Identify the lines that contain the word "appropriate" and copy each one.

(Stored data)
"""

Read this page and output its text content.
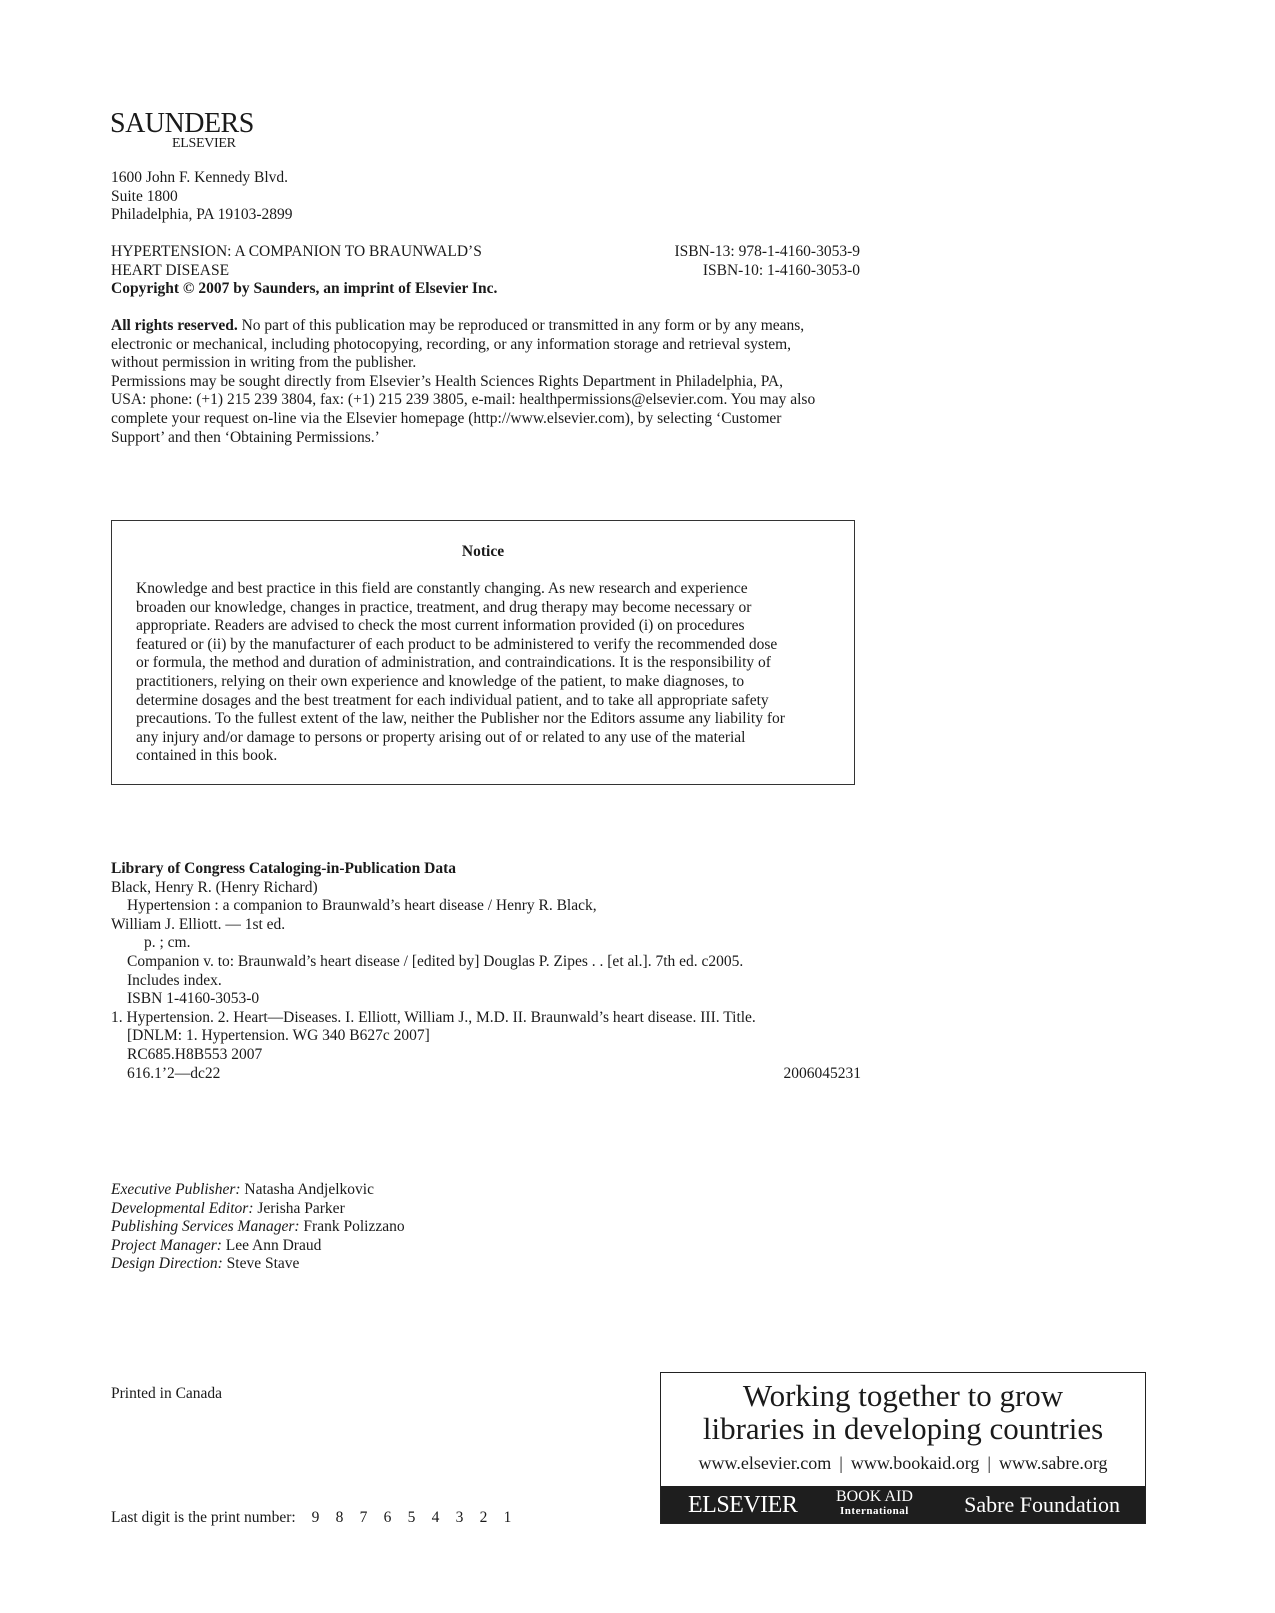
SAUNDERS
ELSEVIER
1600 John F. Kennedy Blvd.
Suite 1800
Philadelphia, PA 19103-2899
HYPERTENSION: A COMPANION TO BRAUNWALD’S
HEART DISEASE
Copyright © 2007 by Saunders, an imprint of Elsevier Inc.
ISBN-13: 978-1-4160-3053-9
ISBN-10: 1-4160-3053-0
All rights reserved. No part of this publication may be reproduced or transmitted in any form or by any means,
electronic or mechanical, including photocopying, recording, or any information storage and retrieval system,
without permission in writing from the publisher.
Permissions may be sought directly from Elsevier’s Health Sciences Rights Department in Philadelphia, PA,
USA: phone: (+1) 215 239 3804, fax: (+1) 215 239 3805, e-mail: healthpermissions@elsevier.com. You may also
complete your request on-line via the Elsevier homepage (http://www.elsevier.com), by selecting ‘Customer
Support’ and then ‘Obtaining Permissions.’
Notice
Knowledge and best practice in this field are constantly changing. As new research and experience
broaden our knowledge, changes in practice, treatment, and drug therapy may become necessary or
appropriate. Readers are advised to check the most current information provided (i) on procedures
featured or (ii) by the manufacturer of each product to be administered to verify the recommended dose
or formula, the method and duration of administration, and contraindications. It is the responsibility of
practitioners, relying on their own experience and knowledge of the patient, to make diagnoses, to
determine dosages and the best treatment for each individual patient, and to take all appropriate safety
precautions. To the fullest extent of the law, neither the Publisher nor the Editors assume any liability for
any injury and/or damage to persons or property arising out of or related to any use of the material
contained in this book.
Library of Congress Cataloging-in-Publication Data
Black, Henry R. (Henry Richard)
Hypertension : a companion to Braunwald’s heart disease / Henry R. Black,
William J. Elliott. — 1st ed.
p. ; cm.
Companion v. to: Braunwald’s heart disease / [edited by] Douglas P. Zipes . . [et al.]. 7th ed. c2005.
Includes index.
ISBN 1-4160-3053-0
1. Hypertension. 2. Heart—Diseases. I. Elliott, William J., M.D. II. Braunwald’s heart disease. III. Title.
[DNLM: 1. Hypertension. WG 340 B627c 2007]
RC685.H8B553 2007
616.1’2—dc22	2006045231
Executive Publisher: Natasha Andjelkovic
Developmental Editor: Jerisha Parker
Publishing Services Manager: Frank Polizzano
Project Manager: Lee Ann Draud
Design Direction: Steve Stave
Printed in Canada
Last digit is the print number: 9 8 7 6 5 4 3 2 1
Working together to grow
libraries in developing countries
www.elsevier.com | www.bookaid.org | www.sabre.org
ELSEVIER BOOK AID
International	Sabre Foundation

"""

### RESPONSE BELOW
appropriate. Readers are advised to check the most current information provided (i) on procedures
determine dosages and the best treatment for each individual patient, and to take all appropriate safety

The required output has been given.